__Set task__. Write out the complete material exactly as it stands.

__Records shown__.
____

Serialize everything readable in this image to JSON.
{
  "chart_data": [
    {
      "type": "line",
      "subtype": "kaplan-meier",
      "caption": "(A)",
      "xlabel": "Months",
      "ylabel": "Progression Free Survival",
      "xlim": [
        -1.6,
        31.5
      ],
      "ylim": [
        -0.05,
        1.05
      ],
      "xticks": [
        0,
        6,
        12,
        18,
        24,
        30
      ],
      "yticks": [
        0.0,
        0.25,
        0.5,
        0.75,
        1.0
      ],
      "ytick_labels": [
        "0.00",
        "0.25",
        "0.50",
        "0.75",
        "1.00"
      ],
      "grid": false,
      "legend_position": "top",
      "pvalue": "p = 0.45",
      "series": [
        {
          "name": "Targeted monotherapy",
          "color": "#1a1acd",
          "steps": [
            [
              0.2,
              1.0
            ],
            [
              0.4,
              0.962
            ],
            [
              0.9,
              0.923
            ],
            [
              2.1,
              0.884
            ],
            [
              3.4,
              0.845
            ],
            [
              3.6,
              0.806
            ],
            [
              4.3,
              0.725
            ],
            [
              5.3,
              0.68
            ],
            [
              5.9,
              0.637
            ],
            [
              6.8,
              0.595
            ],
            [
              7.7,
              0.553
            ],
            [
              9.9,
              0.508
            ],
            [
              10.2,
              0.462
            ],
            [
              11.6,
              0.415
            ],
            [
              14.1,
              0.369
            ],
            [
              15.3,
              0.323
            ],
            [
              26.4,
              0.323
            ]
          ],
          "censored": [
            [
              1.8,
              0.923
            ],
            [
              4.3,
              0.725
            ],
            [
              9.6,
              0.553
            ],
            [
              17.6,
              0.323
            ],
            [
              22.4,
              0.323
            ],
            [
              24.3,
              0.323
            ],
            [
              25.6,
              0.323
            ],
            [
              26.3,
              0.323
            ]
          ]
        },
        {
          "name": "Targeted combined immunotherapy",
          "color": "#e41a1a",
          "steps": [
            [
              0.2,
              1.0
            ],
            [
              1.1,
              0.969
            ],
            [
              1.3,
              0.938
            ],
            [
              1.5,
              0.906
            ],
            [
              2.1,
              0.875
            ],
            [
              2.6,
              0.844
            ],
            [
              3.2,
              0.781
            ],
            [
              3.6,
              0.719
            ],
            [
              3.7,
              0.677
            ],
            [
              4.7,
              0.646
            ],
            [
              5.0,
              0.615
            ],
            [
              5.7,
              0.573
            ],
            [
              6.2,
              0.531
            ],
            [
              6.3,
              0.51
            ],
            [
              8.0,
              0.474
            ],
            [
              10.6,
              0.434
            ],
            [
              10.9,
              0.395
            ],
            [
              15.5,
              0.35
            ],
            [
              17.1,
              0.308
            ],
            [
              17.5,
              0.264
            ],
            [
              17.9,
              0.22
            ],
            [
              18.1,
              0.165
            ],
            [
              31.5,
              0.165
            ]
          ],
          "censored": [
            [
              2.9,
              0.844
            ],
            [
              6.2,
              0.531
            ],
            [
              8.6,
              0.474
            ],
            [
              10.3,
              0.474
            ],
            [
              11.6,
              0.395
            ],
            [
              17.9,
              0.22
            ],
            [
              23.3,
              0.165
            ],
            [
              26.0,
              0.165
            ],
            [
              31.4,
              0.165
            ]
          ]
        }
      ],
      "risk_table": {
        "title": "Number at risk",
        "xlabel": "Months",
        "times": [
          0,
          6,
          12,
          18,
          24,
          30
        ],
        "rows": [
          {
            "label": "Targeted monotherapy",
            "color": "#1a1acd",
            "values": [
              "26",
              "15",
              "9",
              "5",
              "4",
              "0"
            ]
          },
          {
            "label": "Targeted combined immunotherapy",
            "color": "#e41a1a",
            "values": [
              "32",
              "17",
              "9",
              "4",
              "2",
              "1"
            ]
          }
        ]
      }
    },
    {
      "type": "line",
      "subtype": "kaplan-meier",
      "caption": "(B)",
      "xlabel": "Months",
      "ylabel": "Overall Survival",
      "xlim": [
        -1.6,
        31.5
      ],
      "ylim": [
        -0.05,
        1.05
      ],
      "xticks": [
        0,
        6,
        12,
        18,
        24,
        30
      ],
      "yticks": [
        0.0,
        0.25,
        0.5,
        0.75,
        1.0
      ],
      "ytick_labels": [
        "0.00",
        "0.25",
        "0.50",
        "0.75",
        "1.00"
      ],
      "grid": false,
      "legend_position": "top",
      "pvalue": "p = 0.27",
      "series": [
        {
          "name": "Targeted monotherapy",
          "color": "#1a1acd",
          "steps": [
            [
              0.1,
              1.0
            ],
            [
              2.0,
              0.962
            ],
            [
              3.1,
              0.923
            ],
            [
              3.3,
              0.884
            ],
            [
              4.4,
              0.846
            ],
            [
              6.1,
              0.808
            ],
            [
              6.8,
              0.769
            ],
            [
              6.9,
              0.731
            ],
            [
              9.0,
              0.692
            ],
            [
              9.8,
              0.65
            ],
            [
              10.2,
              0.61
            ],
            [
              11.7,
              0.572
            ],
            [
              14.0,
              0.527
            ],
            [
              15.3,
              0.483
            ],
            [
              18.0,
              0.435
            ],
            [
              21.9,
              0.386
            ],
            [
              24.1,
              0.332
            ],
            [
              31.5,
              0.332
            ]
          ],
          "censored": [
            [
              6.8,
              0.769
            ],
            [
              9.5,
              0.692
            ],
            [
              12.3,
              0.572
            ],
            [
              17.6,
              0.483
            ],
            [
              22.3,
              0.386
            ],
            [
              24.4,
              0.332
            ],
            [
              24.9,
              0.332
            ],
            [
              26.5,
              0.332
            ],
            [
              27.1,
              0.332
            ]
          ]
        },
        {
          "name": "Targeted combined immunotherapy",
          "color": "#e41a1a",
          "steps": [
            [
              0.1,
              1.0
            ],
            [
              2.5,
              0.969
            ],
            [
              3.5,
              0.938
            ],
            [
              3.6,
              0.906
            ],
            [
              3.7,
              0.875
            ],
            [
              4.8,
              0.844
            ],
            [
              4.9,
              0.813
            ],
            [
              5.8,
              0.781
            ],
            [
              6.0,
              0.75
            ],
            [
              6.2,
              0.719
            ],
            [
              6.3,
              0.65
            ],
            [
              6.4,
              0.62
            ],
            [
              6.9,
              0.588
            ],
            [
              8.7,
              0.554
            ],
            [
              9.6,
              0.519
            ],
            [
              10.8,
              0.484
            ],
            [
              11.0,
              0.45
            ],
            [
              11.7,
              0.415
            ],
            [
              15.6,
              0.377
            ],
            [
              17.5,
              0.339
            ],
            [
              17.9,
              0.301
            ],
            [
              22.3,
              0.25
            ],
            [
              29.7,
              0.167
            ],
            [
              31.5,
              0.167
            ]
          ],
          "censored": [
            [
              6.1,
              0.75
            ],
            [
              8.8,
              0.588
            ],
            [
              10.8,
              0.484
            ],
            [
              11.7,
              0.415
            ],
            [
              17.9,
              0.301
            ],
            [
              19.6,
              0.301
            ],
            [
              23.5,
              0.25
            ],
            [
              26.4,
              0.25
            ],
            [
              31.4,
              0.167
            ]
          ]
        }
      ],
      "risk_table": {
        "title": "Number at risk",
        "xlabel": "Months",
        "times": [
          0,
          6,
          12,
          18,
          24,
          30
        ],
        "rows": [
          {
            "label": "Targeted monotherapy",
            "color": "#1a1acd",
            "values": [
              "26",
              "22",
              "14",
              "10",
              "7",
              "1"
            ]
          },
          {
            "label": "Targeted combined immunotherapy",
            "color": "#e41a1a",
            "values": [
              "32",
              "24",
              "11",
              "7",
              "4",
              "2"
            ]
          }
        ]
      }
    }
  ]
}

____

__Right answer__.
Serialize everything readable in this image to JSON.
{
  "chart_data": [
    {
      "type": "line",
      "subtype": "kaplan-meier",
      "caption": "(A)",
      "xlabel": "Months",
      "ylabel": "Progression Free Survival",
      "xlim": [
        -1.6,
        31.5
      ],
      "ylim": [
        -0.05,
        1.05
      ],
      "xticks": [
        0,
        6,
        12,
        18,
        24,
        30
      ],
      "yticks": [
        0.0,
        0.25,
        0.5,
        0.75,
        1.0
      ],
      "ytick_labels": [
        "0.00",
        "0.25",
        "0.50",
        "0.75",
        "1.00"
      ],
      "grid": false,
      "legend_position": "top",
      "pvalue": "p = 0.45",
      "series": [
        {
          "name": "Targeted monotherapy",
          "color": "#1a1acd",
          "steps": [
            [
              0.2,
              1.0
            ],
            [
              0.4,
              0.962
            ],
            [
              0.9,
              0.923
            ],
            [
              2.1,
              0.884
            ],
            [
              3.4,
              0.845
            ],
            [
              3.6,
              0.806
            ],
            [
              4.3,
              0.725
            ],
            [
              5.3,
              0.68
            ],
            [
              5.9,
              0.637
            ],
            [
              6.8,
              0.595
            ],
            [
              7.7,
              0.553
            ],
            [
              9.9,
              0.508
            ],
            [
              10.2,
              0.462
            ],
            [
              11.6,
              0.415
            ],
            [
              14.1,
              0.369
            ],
            [
              15.3,
              0.323
            ],
            [
              26.4,
              0.323
            ]
          ],
          "censored": [
            [
              1.8,
              0.923
            ],
            [
              4.3,
              0.725
            ],
            [
              9.6,
              0.553
            ],
            [
              17.6,
              0.323
            ],
            [
              22.4,
              0.323
            ],
            [
              24.3,
              0.323
            ],
            [
              25.6,
              0.323
            ],
            [
              26.3,
              0.323
            ]
          ]
        },
        {
          "name": "Targeted combined immunotherapy",
          "color": "#e41a1a",
          "steps": [
            [
              0.2,
              1.0
            ],
            [
              1.1,
              0.969
            ],
            [
              1.3,
              0.938
            ],
            [
              1.5,
              0.906
            ],
            [
              2.1,
              0.875
            ],
            [
              2.6,
              0.844
            ],
            [
              3.2,
              0.781
            ],
            [
              3.6,
              0.719
            ],
            [
              3.7,
              0.677
            ],
            [
              4.7,
              0.646
            ],
            [
              5.0,
              0.615
            ],
            [
              5.7,
              0.573
            ],
            [
              6.2,
              0.531
            ],
            [
              6.3,
              0.51
            ],
            [
              8.0,
              0.474
            ],
            [
              10.6,
              0.434
            ],
            [
              10.9,
              0.395
            ],
            [
              15.5,
              0.35
            ],
            [
              17.1,
              0.308
            ],
            [
              17.5,
              0.264
            ],
            [
              17.9,
              0.22
            ],
            [
              18.1,
              0.165
            ],
            [
              31.5,
              0.165
            ]
          ],
          "censored": [
            [
              2.9,
              0.844
            ],
            [
              6.2,
              0.531
            ],
            [
              8.6,
              0.474
            ],
            [
              10.3,
              0.474
            ],
            [
              11.6,
              0.395
            ],
            [
              17.9,
              0.22
            ],
            [
              23.3,
              0.165
            ],
            [
              26.0,
              0.165
            ],
            [
              31.4,
              0.165
            ]
          ]
        }
      ],
      "risk_table": {
        "title": "Number at risk",
        "xlabel": "Months",
        "times": [
          0,
          6,
          12,
          18,
          24,
          30
        ],
        "rows": [
          {
            "label": "Targeted monotherapy",
            "color": "#1a1acd",
            "values": [
              "26",
              "15",
              "9",
              "5",
              "4",
              "0"
            ]
          },
          {
            "label": "Targeted combined immunotherapy",
            "color": "#e41a1a",
            "values": [
              "32",
              "17",
              "9",
              "4",
              "2",
              "1"
            ]
          }
        ]
      }
    },
    {
      "type": "line",
      "subtype": "kaplan-meier",
      "caption": "(B)",
      "xlabel": "Months",
      "ylabel": "Overall Survival",
      "xlim": [
        -1.6,
        31.5
      ],
      "ylim": [
        -0.05,
        1.05
      ],
      "xticks": [
        0,
        6,
        12,
        18,
        24,
        30
      ],
      "yticks": [
        0.0,
        0.25,
        0.5,
        0.75,
        1.0
      ],
      "ytick_labels": [
        "0.00",
        "0.25",
        "0.50",
        "0.75",
        "1.00"
      ],
      "grid": false,
      "legend_position": "top",
      "pvalue": "p = 0.27",
      "series": [
        {
          "name": "Targeted monotherapy",
          "color": "#1a1acd",
          "steps": [
            [
              0.1,
              1.0
            ],
            [
              2.0,
              0.962
            ],
            [
              3.1,
              0.923
            ],
            [
              3.3,
              0.884
            ],
            [
              4.4,
              0.846
            ],
            [
              6.1,
              0.808
            ],
            [
              6.8,
              0.769
            ],
            [
              6.9,
              0.731
            ],
            [
              9.0,
              0.692
            ],
            [
              9.8,
              0.65
            ],
            [
              10.2,
              0.61
            ],
            [
              11.7,
              0.572
            ],
            [
              14.0,
              0.527
            ],
            [
              15.3,
              0.483
            ],
            [
              18.0,
              0.435
            ],
            [
              21.9,
              0.386
            ],
            [
              24.1,
              0.332
            ],
            [
              31.5,
              0.332
            ]
          ],
          "censored": [
            [
              6.8,
              0.769
            ],
            [
              9.5,
              0.692
            ],
            [
              12.3,
              0.572
            ],
            [
              17.6,
              0.483
            ],
            [
              22.3,
              0.386
            ],
            [
              24.4,
              0.332
            ],
            [
              24.9,
              0.332
            ],
            [
              26.5,
              0.332
            ],
            [
              27.1,
              0.332
            ]
          ]
        },
        {
          "name": "Targeted combined immunotherapy",
          "color": "#e41a1a",
          "steps": [
            [
              0.1,
              1.0
            ],
            [
              2.5,
              0.969
            ],
            [
              3.5,
              0.938
            ],
            [
              3.6,
              0.906
            ],
            [
              3.7,
              0.875
            ],
            [
              4.8,
              0.844
            ],
            [
              4.9,
              0.813
            ],
            [
              5.8,
              0.781
            ],
            [
              6.0,
              0.75
            ],
            [
              6.2,
              0.719
            ],
            [
              6.3,
              0.65
            ],
            [
              6.4,
              0.62
            ],
            [
              6.9,
              0.588
            ],
            [
              8.7,
              0.554
            ],
            [
              9.6,
              0.519
            ],
            [
              10.8,
              0.484
            ],
            [
              11.0,
              0.45
            ],
            [
              11.7,
              0.415
            ],
            [
              15.6,
              0.377
            ],
            [
              17.5,
              0.339
            ],
            [
              17.9,
              0.301
            ],
            [
              22.3,
              0.25
            ],
            [
              29.7,
              0.167
            ],
            [
              31.5,
              0.167
            ]
          ],
          "censored": [
            [
              6.1,
              0.75
            ],
            [
              8.8,
              0.588
            ],
            [
              10.8,
              0.484
            ],
            [
              11.7,
              0.415
            ],
            [
              17.9,
              0.301
            ],
            [
              19.6,
              0.301
            ],
            [
              23.5,
              0.25
            ],
            [
              26.4,
              0.25
            ],
            [
              31.4,
              0.167
            ]
          ]
        }
      ],
      "risk_table": {
        "title": "Number at risk",
        "xlabel": "Months",
        "times": [
          0,
          6,
          12,
          18,
          24,
          30
        ],
        "rows": [
          {
            "label": "Targeted monotherapy",
            "color": "#1a1acd",
            "values": [
              "26",
              "22",
              "14",
              "10",
              "7",
              "1"
            ]
          },
          {
            "label": "Targeted combined immunotherapy",
            "color": "#e41a1a",
            "values": [
              "32",
              "24",
              "11",
              "7",
              "4",
              "2"
            ]
          }
        ]
      }
    }
  ]
}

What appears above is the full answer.